■ Document section ■
☆ ☆ ☆ ☆ ☆ ☆ ☆
I'm unsure if the inseam on the Endura pants get shorter as you go to a smaller sized waist. I took a chance and ordered them without having tried them on. It worked out well for me as the waist sizing and leg length are spot on.

Also, a bonus is they have belt loops! I really don't understand the mtb clothing industry's hate for belt loops. Even when I was slimmer I still used a belt because I like my pants and shorts to stay where I want them unlike with the velcro adjuster tabs.

I hope this info helps.


----------



## SuperWookie (Feb 5, 2020)

RideEverything said:


> I'm 6'6" and 20lbs heavier than you. I have a 37" inseam.
> 
> You should look at the Endura mtb pants. Unfortunately I can't find inseam measurements for the pants. I have 2 pairs and I find they fit me really well.
> 
> ...


Damn dude! Those pants look the part! And super durable. I'll have to try those in XL maybe and just cinch the waist down, see how that fits. Thanks for the suggestion, never heard of them, but they look like really nice products. Thanks for the help!

And yeah! What is up with MTB companies NOT putting belt loops on shorts and pants!? Soooo stupid


----------



## RideEverything (Jul 25, 2008)

SuperWookie said:


> Damn dude! Those pants look the part! And super durable. I'll have to try those in XL maybe and just cinch the waist down, see how that fits. Thanks for the suggestion, never heard of them, but they look like really nice products. Thanks for the help!
☆ ☆ ☆ ☆ ☆ ☆ ☆
■ Study material ■

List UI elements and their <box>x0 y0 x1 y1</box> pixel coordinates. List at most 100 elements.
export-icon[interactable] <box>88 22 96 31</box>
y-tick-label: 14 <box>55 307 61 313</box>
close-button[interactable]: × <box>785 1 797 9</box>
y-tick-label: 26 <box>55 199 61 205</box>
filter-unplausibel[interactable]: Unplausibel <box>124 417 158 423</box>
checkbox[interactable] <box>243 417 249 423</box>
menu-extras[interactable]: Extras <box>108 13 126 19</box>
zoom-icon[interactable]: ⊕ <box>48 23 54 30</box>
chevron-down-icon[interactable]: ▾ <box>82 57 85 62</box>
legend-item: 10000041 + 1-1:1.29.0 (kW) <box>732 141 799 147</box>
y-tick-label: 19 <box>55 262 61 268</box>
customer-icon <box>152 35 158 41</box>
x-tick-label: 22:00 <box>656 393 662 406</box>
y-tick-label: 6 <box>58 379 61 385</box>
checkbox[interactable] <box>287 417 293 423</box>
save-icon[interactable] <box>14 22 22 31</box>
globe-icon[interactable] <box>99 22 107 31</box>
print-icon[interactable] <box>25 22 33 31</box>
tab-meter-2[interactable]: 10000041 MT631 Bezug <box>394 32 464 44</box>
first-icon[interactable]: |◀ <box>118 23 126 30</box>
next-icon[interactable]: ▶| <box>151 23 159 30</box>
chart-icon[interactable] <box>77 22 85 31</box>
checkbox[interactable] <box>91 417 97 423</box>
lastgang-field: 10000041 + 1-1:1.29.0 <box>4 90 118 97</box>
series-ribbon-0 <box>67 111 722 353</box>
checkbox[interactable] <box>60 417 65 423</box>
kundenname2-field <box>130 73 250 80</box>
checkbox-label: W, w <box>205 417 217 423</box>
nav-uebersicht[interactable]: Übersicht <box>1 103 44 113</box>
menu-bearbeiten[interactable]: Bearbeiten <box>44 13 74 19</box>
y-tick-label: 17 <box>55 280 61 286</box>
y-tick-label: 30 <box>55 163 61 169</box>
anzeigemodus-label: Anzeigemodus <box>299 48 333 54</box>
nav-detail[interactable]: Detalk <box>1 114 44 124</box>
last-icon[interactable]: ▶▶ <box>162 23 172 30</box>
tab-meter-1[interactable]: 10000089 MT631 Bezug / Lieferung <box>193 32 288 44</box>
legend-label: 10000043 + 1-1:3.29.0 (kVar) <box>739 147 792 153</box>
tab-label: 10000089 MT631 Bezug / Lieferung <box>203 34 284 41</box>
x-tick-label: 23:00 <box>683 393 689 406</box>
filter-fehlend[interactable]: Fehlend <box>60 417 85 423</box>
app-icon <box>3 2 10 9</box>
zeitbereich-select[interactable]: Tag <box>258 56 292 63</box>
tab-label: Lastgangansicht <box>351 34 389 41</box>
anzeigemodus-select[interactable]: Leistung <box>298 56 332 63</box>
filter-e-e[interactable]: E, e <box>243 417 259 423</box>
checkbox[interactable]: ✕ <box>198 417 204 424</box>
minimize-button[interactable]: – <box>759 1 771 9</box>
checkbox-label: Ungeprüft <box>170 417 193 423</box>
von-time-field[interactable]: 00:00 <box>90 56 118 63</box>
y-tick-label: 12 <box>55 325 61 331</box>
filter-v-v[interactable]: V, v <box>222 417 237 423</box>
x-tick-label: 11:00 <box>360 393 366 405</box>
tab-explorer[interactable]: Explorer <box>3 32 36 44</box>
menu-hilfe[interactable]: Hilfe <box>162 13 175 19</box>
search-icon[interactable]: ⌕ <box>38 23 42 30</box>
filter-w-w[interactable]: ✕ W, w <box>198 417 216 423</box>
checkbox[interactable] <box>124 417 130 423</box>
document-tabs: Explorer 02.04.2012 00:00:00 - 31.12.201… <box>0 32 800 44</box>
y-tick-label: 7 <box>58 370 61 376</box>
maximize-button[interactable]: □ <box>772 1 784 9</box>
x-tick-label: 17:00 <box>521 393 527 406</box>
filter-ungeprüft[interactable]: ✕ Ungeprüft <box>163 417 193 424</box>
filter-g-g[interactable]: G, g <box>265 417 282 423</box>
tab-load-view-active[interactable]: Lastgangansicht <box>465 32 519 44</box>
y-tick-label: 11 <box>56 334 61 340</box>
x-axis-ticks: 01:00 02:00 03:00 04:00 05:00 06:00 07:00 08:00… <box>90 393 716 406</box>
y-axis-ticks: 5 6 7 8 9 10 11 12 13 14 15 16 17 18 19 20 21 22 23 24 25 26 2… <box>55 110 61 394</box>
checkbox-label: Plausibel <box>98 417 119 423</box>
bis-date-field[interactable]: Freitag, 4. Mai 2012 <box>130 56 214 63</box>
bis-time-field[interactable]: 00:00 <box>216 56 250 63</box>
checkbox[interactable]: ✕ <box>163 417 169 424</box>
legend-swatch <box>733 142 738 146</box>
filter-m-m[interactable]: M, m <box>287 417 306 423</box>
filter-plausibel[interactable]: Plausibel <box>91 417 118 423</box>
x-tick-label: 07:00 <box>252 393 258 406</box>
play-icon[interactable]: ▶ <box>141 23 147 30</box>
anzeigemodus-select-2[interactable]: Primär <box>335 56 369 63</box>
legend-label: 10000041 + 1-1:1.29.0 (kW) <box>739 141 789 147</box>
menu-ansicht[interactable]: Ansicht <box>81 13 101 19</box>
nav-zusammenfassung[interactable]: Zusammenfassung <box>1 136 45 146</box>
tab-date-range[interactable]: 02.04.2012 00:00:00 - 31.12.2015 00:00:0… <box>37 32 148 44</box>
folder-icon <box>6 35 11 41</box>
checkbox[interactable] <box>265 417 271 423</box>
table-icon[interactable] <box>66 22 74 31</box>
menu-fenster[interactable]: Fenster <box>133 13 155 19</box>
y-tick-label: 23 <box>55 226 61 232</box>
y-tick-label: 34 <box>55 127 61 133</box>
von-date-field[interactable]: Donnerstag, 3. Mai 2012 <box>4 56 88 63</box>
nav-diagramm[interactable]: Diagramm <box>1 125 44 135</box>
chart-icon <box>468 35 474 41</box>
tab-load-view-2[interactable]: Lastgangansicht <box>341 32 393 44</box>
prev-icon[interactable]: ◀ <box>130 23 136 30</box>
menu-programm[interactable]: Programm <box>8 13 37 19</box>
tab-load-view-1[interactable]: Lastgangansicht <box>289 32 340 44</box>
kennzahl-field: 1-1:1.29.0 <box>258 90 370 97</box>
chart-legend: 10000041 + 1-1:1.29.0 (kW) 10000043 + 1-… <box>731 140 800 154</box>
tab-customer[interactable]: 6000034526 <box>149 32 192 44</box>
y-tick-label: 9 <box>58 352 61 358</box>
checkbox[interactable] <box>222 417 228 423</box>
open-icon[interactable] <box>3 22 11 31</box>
☆ ☆ ☆ ☆ ☆ ☆ ☆
■ Problem 1 ■
List every figure in the forum thread about Endura mountain bike pants that is given with a unit of height, length, or weight.
■ Problem 2 ■
Pick up the forum thread about Endura mountain bike pants after its last quoted sentence and write what comes next.

■ Answer section 1 ■
6'6", 20lbs, 37"

■ Answer section 2 ■
> 
> And yeah! What is up with MTB companies NOT putting belt loops on shorts and pants!? Soooo stupid


I forgot to mention that I bought these off of CRC as they were the only place that had them for a good price. They both were 30% off when I bought them last year.

I'm in Canada so the Endura stuff is hard to come by.


----------



## Dawgprimo (Mar 7, 2004)

I will be honest never heard of them either but they look like a durable cool product!
I like the shorts but the pants do look good!
Totally agree with the pants or shorts with no belt loops?
Thanks for the link

Cheers!


----------



## brawlo (Mar 13, 2012)

FWIW shop around of course, but have a look around the German online shops. I've bought a ton of stuff from Hibike and Bike-components.de over the years. They have a shipping fee, but even with that I've found them to be far cheaper than other UK based shops to me down in Australia


----------



## TooTallUK (Jul 5, 2005)

Endura is good kit originally based in Scotland. I've used it for over a decade and most of it is still going strong. They now have a presence in CA and stockists across the US so should be much easier to find (pandemic influence excepted). I had their trousers but stuck with their shorts and winter roubaix bibs for cold weather.


----------



## Crayefish (Apr 4, 2021)

I only have one set of 'pants' year round... a thin set of bib shorts. No need to worry about length! 

Summer time: nice and cool.
Winter time: cold... pedal harder... warm.
Raining: nothing to get wet!


----------



## Clyde Ride (Jun 7, 2019)

Another note on pants. I have a pair of full length pants (Endura), but I really prefer my Endura Singletrack 3/4 trousers. There's just a bit of gap between the bottom of the trouser and the top of a long sock, and I find that works quite well for me down into the 20 deg F range. I don't see them on their site currently, but I hope they will bring them back.


----------



## RideEverything (Jul 25, 2008)

I realize that this is a thread about pants but I've just picked up 2 pairs of Endura Singletrack Shorts and they fit just as awesome as the same model pants I posted about earlier in this thread.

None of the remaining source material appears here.